Page extract
#####
The IRA gave taxpayers novel new ways to monetize credits so that energy companies don’t need to be taxable to benefit. Some of the credits are refundable, while others can be sold to other taxpayers. The rules are complex, however, and there are important restrictions on the ability to transfer credits. This can complicate financing projects and create risks.
“There are several different options for utilizing the credits, all of which have advantages and disadvantages,” Benoit said. “Traditional tax equity financing structures may still provide the most benefits on some projects. It’s important to understand all the options and model out the various scenarios.”
It’s not all good news. The new energy credits also come with significant new requirements, including prevailing wage and apprenticeship rules that have never before been applied to tax credits. Financing decisions will also be affected by macroeconomic factors and several related tax changes. Money isn’t cheap anymore. High interest rates, a byproduct of efforts to battle persistent inflation, can change the economics of some energy projects and investments.
On top of that, changes built into the tax code created a stricter limit on the ability of energy companies to deduct interest from their debt. And that’s not the only deduction that became less favorable. Energy companies are now required to capitalize and amortize research costs. In addition, bonus depreciation fell to 80% for property placed in service in 2023, which means taxpayers can no longer fully expense investments in new equipment.
“Energy companies need to look at the whole picture when making financing and investment decisions,” said Grant Thornton Partner, Tax Services Michael Osina. “The recent tax changes interact with each other and other items on the tax return in important ways and can really affect the return on investment.”
The IRS is also pursuing compliance initiatives, with an unprecedented $60 billion in special funding that it’s planning to use to step up enforcement efforts, and it could target many of the tax structures commonly used in energy projects.
As 2023 closes and the new year begins, it’s an ideal time for energy companies to assess their business plans and identify key tax planning considerations.
Cost of borrowing
The era of cheap money is over. Although inflation has eased, debt is still significantly more expensive than many investors in the oil and gas and alternative energy sectors have become accustomed to over the last several years. Interest rates are changing how energy companies think about funding investments with borrowed money and the tax implications should be part of that assessment.
#####
What to work on
a: List each less favorable tax change that the energy tax text describes in the paragraph beginning "On top of that."
b: From the dataset rows, print the stretch from the line containing "histogram-bar <box>262 433 278 444</box>" through the line containing "histogram-bar <box>446 530 462 536</box>".
The energy tax text and the entries are separate, unrelated material.

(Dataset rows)
#####
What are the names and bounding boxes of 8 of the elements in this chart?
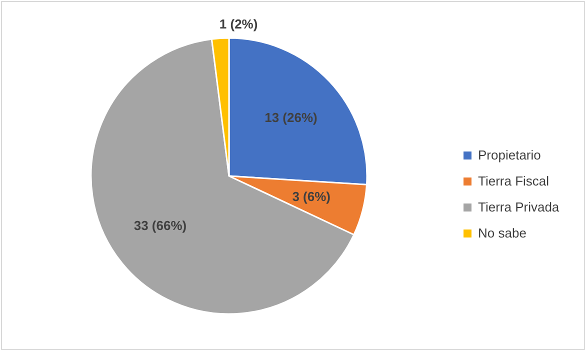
legend-label: No sabe	[478, 226, 526, 240]
data-label: 13 (26%)	[264, 110, 318, 125]
data-label: 1 (2%)	[219, 16, 258, 32]
legend-label: Propietario	[478, 148, 541, 162]
data-label: 33 (66%)	[134, 218, 187, 233]
legend-label: Tierra Privada	[478, 200, 560, 214]
legend-label: Tierra Fiscal	[478, 174, 550, 188]
data-label: 3 (6%)	[292, 189, 330, 204]
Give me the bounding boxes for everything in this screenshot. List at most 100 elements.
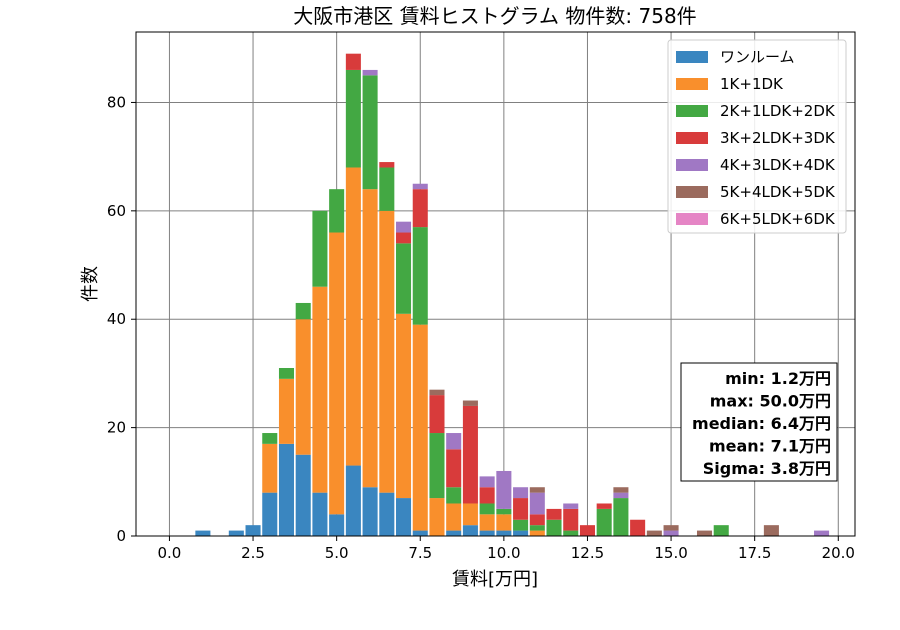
histogram-bar <box>262 433 278 444</box>
histogram-bar <box>496 508 512 515</box>
histogram-bar <box>529 530 545 536</box>
histogram-bar <box>412 530 428 536</box>
histogram-bar <box>345 167 361 466</box>
stats-box: min: 1.2万円 max: 50.0万円 median: 6.4万円 mean: … <box>680 362 838 482</box>
legend-swatch <box>676 186 708 198</box>
x-tick-label: 20.0 <box>822 544 855 562</box>
histogram-bar <box>529 525 545 531</box>
histogram-bar <box>596 503 612 509</box>
histogram-bar <box>446 530 462 536</box>
histogram-bar <box>496 530 512 536</box>
histogram-bar <box>613 487 629 493</box>
histogram-bar <box>412 227 428 325</box>
histogram-bar <box>479 476 495 488</box>
histogram-bar <box>696 530 713 536</box>
histogram-bar <box>613 492 629 499</box>
y-tick-label: 60 <box>107 202 126 220</box>
histogram-bar <box>362 75 378 190</box>
histogram-bar <box>446 487 462 504</box>
x-tick-label: 7.5 <box>408 544 432 562</box>
histogram-bars <box>195 53 830 536</box>
legend-swatch <box>676 105 708 117</box>
histogram-bar <box>529 514 545 526</box>
y-tick-label: 20 <box>107 419 126 437</box>
histogram-bar <box>479 503 495 515</box>
histogram-bar <box>379 167 395 211</box>
histogram-bar <box>412 324 428 531</box>
y-tick-label: 40 <box>107 310 126 328</box>
histogram-bar <box>429 433 445 499</box>
histogram-bar <box>362 487 378 536</box>
x-axis-label: 賃料[万円] <box>452 569 538 590</box>
legend-swatch <box>676 213 708 225</box>
histogram-bar <box>245 525 261 536</box>
histogram-bar <box>713 525 729 536</box>
histogram-bar <box>563 508 579 531</box>
histogram-bar <box>513 530 529 536</box>
legend-label: ワンルーム <box>720 48 795 66</box>
legend-label: 6K+5LDK+6DK <box>720 210 836 228</box>
y-axis-label: 件数 <box>80 266 101 302</box>
legend-label: 1K+1DK <box>720 75 784 93</box>
histogram-bar <box>613 498 629 536</box>
legend-label: 2K+1LDK+2DK <box>720 102 836 120</box>
histogram-bar <box>529 487 545 493</box>
stats-line: Sigma: 3.8万円 <box>703 459 831 478</box>
x-tick-label: 12.5 <box>571 544 604 562</box>
histogram-bar <box>345 69 361 168</box>
chart-title: 大阪市港区 賃料ヒストグラム 物件数: 758件 <box>293 4 696 28</box>
stats-line: min: 1.2万円 <box>725 369 831 388</box>
x-axis-ticks: 0.0 2.5 5.0 7.5 10.0 12.5 15.0 17.5 20.0 <box>158 536 855 562</box>
legend-box <box>667 39 847 234</box>
histogram-bar <box>546 508 562 520</box>
histogram-bar <box>479 530 495 536</box>
histogram-bar <box>429 498 445 536</box>
histogram-bar <box>396 232 412 244</box>
histogram-bar <box>563 503 579 509</box>
histogram-bar <box>763 525 779 536</box>
legend-label: 4K+3LDK+4DK <box>720 156 836 174</box>
legend-label: 3K+2LDK+3DK <box>720 129 836 147</box>
histogram-bar <box>429 389 445 396</box>
plot-frame <box>135 31 856 537</box>
histogram-bar <box>462 400 478 406</box>
histogram-bar <box>362 69 378 76</box>
x-tick-label: 10.0 <box>487 544 520 562</box>
histogram-bar <box>278 378 295 444</box>
histogram-bar <box>630 519 646 536</box>
histogram-bar <box>814 530 830 536</box>
histogram-bar <box>295 302 311 320</box>
histogram-bar <box>278 443 295 536</box>
histogram-bar <box>663 530 679 536</box>
x-tick-label: 2.5 <box>241 544 265 562</box>
stats-line: mean: 7.1万円 <box>709 437 831 456</box>
legend-swatch <box>676 78 708 90</box>
histogram-bar <box>379 492 395 536</box>
histogram-bar <box>429 395 445 434</box>
legend-swatch <box>676 132 708 144</box>
histogram-bar <box>262 492 278 536</box>
histogram-bar <box>379 210 395 493</box>
y-tick-label: 0 <box>116 527 126 545</box>
histogram-bar <box>546 519 562 536</box>
histogram-bar <box>228 530 244 536</box>
histogram-bar <box>496 470 512 509</box>
legend-swatch <box>676 51 708 63</box>
histogram-bar <box>513 519 529 531</box>
histogram-bar <box>345 465 361 536</box>
histogram-bar <box>579 525 595 536</box>
histogram-bar <box>262 443 278 493</box>
histogram-bar <box>396 221 412 233</box>
histogram-bar <box>362 189 378 488</box>
histogram-bar <box>479 514 495 531</box>
x-tick-label: 5.0 <box>325 544 349 562</box>
histogram-bar <box>496 514 512 531</box>
legend: ワンルーム 1K+1DK 2K+1LDK+2DK 3K+2LDK+3DK 4K+3LDK… <box>667 39 847 234</box>
y-tick-label: 80 <box>107 93 126 111</box>
histogram-bar <box>529 492 545 515</box>
histogram-bar <box>446 449 462 488</box>
histogram-bar <box>345 53 361 70</box>
legend-label: 5K+4LDK+5DK <box>720 183 836 201</box>
histogram-bar <box>329 514 345 536</box>
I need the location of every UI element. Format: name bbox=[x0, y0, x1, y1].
#####
Response list
a:
- A stricter limit on the ability of energy companies to deduct interest from their debt
- A requirement for energy companies to capitalize and amortize research costs
- Bonus depreciation falling to 80% for property placed in service in 2023

b:
histogram-bar <box>262 433 278 444</box>
histogram-bar <box>496 508 512 515</box>
histogram-bar <box>529 530 545 536</box>
histogram-bar <box>412 530 428 536</box>
histogram-bar <box>345 167 361 466</box>
stats-box: min: 1.2万円 max: 50.0万円 median: 6.4万円 mean: … <box>680 362 838 482</box>
legend-swatch <box>676 186 708 198</box>
x-tick-label: 20.0 <box>822 544 855 562</box>
histogram-bar <box>529 525 545 531</box>
histogram-bar <box>596 503 612 509</box>
histogram-bar <box>446 530 462 536</box>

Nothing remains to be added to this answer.